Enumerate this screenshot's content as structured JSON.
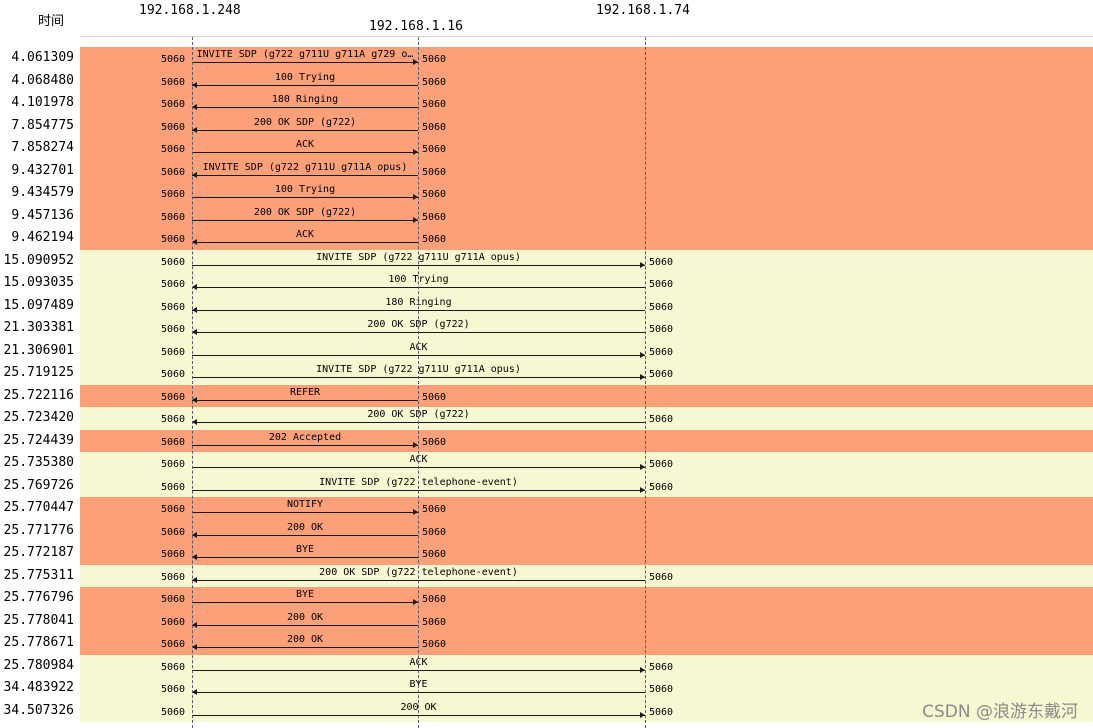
{
  "header": {
    "time_label": "时间",
    "hosts": [
      "192.168.1.248",
      "192.168.1.16",
      "192.168.1.74"
    ]
  },
  "colors": {
    "orange": "#fca07a",
    "yellow": "#f7f7d2"
  },
  "rows": [
    {
      "time": "4.061309",
      "color": "orange",
      "from": 0,
      "to": 1,
      "label": "INVITE SDP (g722 g711U g711A g729 o…",
      "p1": "5060",
      "p2": "5060"
    },
    {
      "time": "4.068480",
      "color": "orange",
      "from": 1,
      "to": 0,
      "label": "100 Trying",
      "p1": "5060",
      "p2": "5060"
    },
    {
      "time": "4.101978",
      "color": "orange",
      "from": 1,
      "to": 0,
      "label": "180 Ringing",
      "p1": "5060",
      "p2": "5060"
    },
    {
      "time": "7.854775",
      "color": "orange",
      "from": 1,
      "to": 0,
      "label": "200 OK SDP (g722)",
      "p1": "5060",
      "p2": "5060"
    },
    {
      "time": "7.858274",
      "color": "orange",
      "from": 0,
      "to": 1,
      "label": "ACK",
      "p1": "5060",
      "p2": "5060"
    },
    {
      "time": "9.432701",
      "color": "orange",
      "from": 1,
      "to": 0,
      "label": "INVITE SDP (g722 g711U g711A opus)",
      "p1": "5060",
      "p2": "5060"
    },
    {
      "time": "9.434579",
      "color": "orange",
      "from": 0,
      "to": 1,
      "label": "100 Trying",
      "p1": "5060",
      "p2": "5060"
    },
    {
      "time": "9.457136",
      "color": "orange",
      "from": 0,
      "to": 1,
      "label": "200 OK SDP (g722)",
      "p1": "5060",
      "p2": "5060"
    },
    {
      "time": "9.462194",
      "color": "orange",
      "from": 1,
      "to": 0,
      "label": "ACK",
      "p1": "5060",
      "p2": "5060"
    },
    {
      "time": "15.090952",
      "color": "yellow",
      "from": 0,
      "to": 2,
      "label": "INVITE SDP (g722 g711U g711A opus)",
      "p1": "5060",
      "p2": "5060"
    },
    {
      "time": "15.093035",
      "color": "yellow",
      "from": 2,
      "to": 0,
      "label": "100 Trying",
      "p1": "5060",
      "p2": "5060"
    },
    {
      "time": "15.097489",
      "color": "yellow",
      "from": 2,
      "to": 0,
      "label": "180 Ringing",
      "p1": "5060",
      "p2": "5060"
    },
    {
      "time": "21.303381",
      "color": "yellow",
      "from": 2,
      "to": 0,
      "label": "200 OK SDP (g722)",
      "p1": "5060",
      "p2": "5060"
    },
    {
      "time": "21.306901",
      "color": "yellow",
      "from": 0,
      "to": 2,
      "label": "ACK",
      "p1": "5060",
      "p2": "5060"
    },
    {
      "time": "25.719125",
      "color": "yellow",
      "from": 0,
      "to": 2,
      "label": "INVITE SDP (g722 g711U g711A opus)",
      "p1": "5060",
      "p2": "5060"
    },
    {
      "time": "25.722116",
      "color": "orange",
      "from": 1,
      "to": 0,
      "label": "REFER",
      "p1": "5060",
      "p2": "5060"
    },
    {
      "time": "25.723420",
      "color": "yellow",
      "from": 2,
      "to": 0,
      "label": "200 OK SDP (g722)",
      "p1": "5060",
      "p2": "5060"
    },
    {
      "time": "25.724439",
      "color": "orange",
      "from": 0,
      "to": 1,
      "label": "202 Accepted",
      "p1": "5060",
      "p2": "5060"
    },
    {
      "time": "25.735380",
      "color": "yellow",
      "from": 0,
      "to": 2,
      "label": "ACK",
      "p1": "5060",
      "p2": "5060"
    },
    {
      "time": "25.769726",
      "color": "yellow",
      "from": 0,
      "to": 2,
      "label": "INVITE SDP (g722 telephone-event)",
      "p1": "5060",
      "p2": "5060"
    },
    {
      "time": "25.770447",
      "color": "orange",
      "from": 0,
      "to": 1,
      "label": "NOTIFY",
      "p1": "5060",
      "p2": "5060"
    },
    {
      "time": "25.771776",
      "color": "orange",
      "from": 1,
      "to": 0,
      "label": "200 OK",
      "p1": "5060",
      "p2": "5060"
    },
    {
      "time": "25.772187",
      "color": "orange",
      "from": 1,
      "to": 0,
      "label": "BYE",
      "p1": "5060",
      "p2": "5060"
    },
    {
      "time": "25.775311",
      "color": "yellow",
      "from": 2,
      "to": 0,
      "label": "200 OK SDP (g722 telephone-event)",
      "p1": "5060",
      "p2": "5060"
    },
    {
      "time": "25.776796",
      "color": "orange",
      "from": 0,
      "to": 1,
      "label": "BYE",
      "p1": "5060",
      "p2": "5060"
    },
    {
      "time": "25.778041",
      "color": "orange",
      "from": 1,
      "to": 0,
      "label": "200 OK",
      "p1": "5060",
      "p2": "5060"
    },
    {
      "time": "25.778671",
      "color": "orange",
      "from": 1,
      "to": 0,
      "label": "200 OK",
      "p1": "5060",
      "p2": "5060"
    },
    {
      "time": "25.780984",
      "color": "yellow",
      "from": 0,
      "to": 2,
      "label": "ACK",
      "p1": "5060",
      "p2": "5060"
    },
    {
      "time": "34.483922",
      "color": "yellow",
      "from": 2,
      "to": 0,
      "label": "BYE",
      "p1": "5060",
      "p2": "5060"
    },
    {
      "time": "34.507326",
      "color": "yellow",
      "from": 0,
      "to": 2,
      "label": "200 OK",
      "p1": "5060",
      "p2": "5060"
    }
  ],
  "watermark": "CSDN @浪游东戴河"
}
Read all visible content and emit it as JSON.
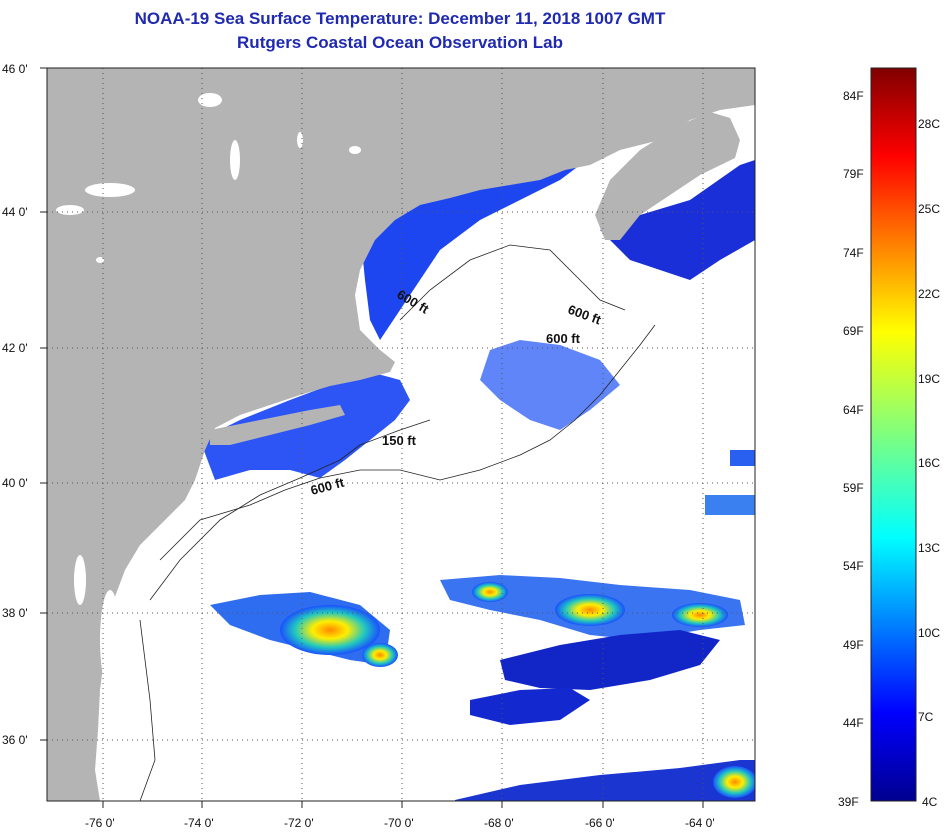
{
  "header": {
    "title": "NOAA-19 Sea Surface Temperature:  December 11, 2018 1007 GMT",
    "subtitle": "Rutgers Coastal Ocean Observation Lab"
  },
  "map": {
    "lat_labels": [
      "46 0'",
      "44 0'",
      "42 0'",
      "40 0'",
      "38 0'",
      "36 0'"
    ],
    "lon_labels": [
      "-76 0'",
      "-74 0'",
      "-72 0'",
      "-70 0'",
      "-68 0'",
      "-66 0'",
      "-64 0'"
    ],
    "lat_range": [
      35,
      46
    ],
    "lon_range": [
      -77,
      -63
    ],
    "isobath_labels": [
      "600 ft",
      "600 ft",
      "600 ft",
      "150 ft",
      "600 ft"
    ],
    "colors": {
      "land": "#b4b4b4",
      "cloud": "#ffffff",
      "cold_water": "#1a3cff"
    }
  },
  "colorbar": {
    "fahrenheit_labels": [
      "84F",
      "79F",
      "74F",
      "69F",
      "64F",
      "59F",
      "54F",
      "49F",
      "44F",
      "39F"
    ],
    "celsius_labels": [
      "28C",
      "25C",
      "22C",
      "19C",
      "16C",
      "13C",
      "10C",
      "7C",
      "4C"
    ],
    "range_c": [
      4,
      29
    ]
  }
}
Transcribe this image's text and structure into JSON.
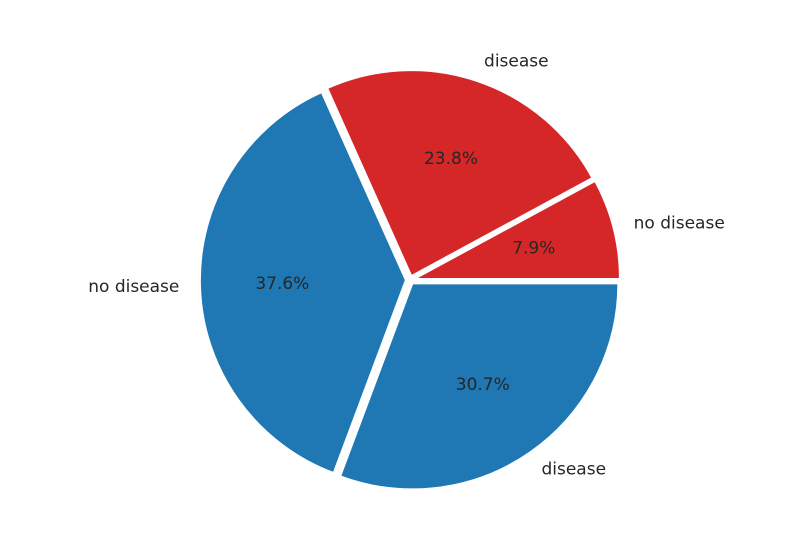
{
  "chart_data": {
    "type": "pie",
    "start_angle_deg": 0,
    "direction": "counterclockwise",
    "explode": 0.02,
    "slices": [
      {
        "label": "no disease",
        "pct_label": "7.9%",
        "value": 7.9,
        "color": "#d62728"
      },
      {
        "label": "disease",
        "pct_label": "23.8%",
        "value": 23.8,
        "color": "#d62728"
      },
      {
        "label": "no disease",
        "pct_label": "37.6%",
        "value": 37.6,
        "color": "#1f77b4"
      },
      {
        "label": "disease",
        "pct_label": "30.7%",
        "value": 30.7,
        "color": "#1f77b4"
      }
    ]
  }
}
--
## Written exercise
Exactly how many lines contain "this"? State the number and nothing else.

## Reply
2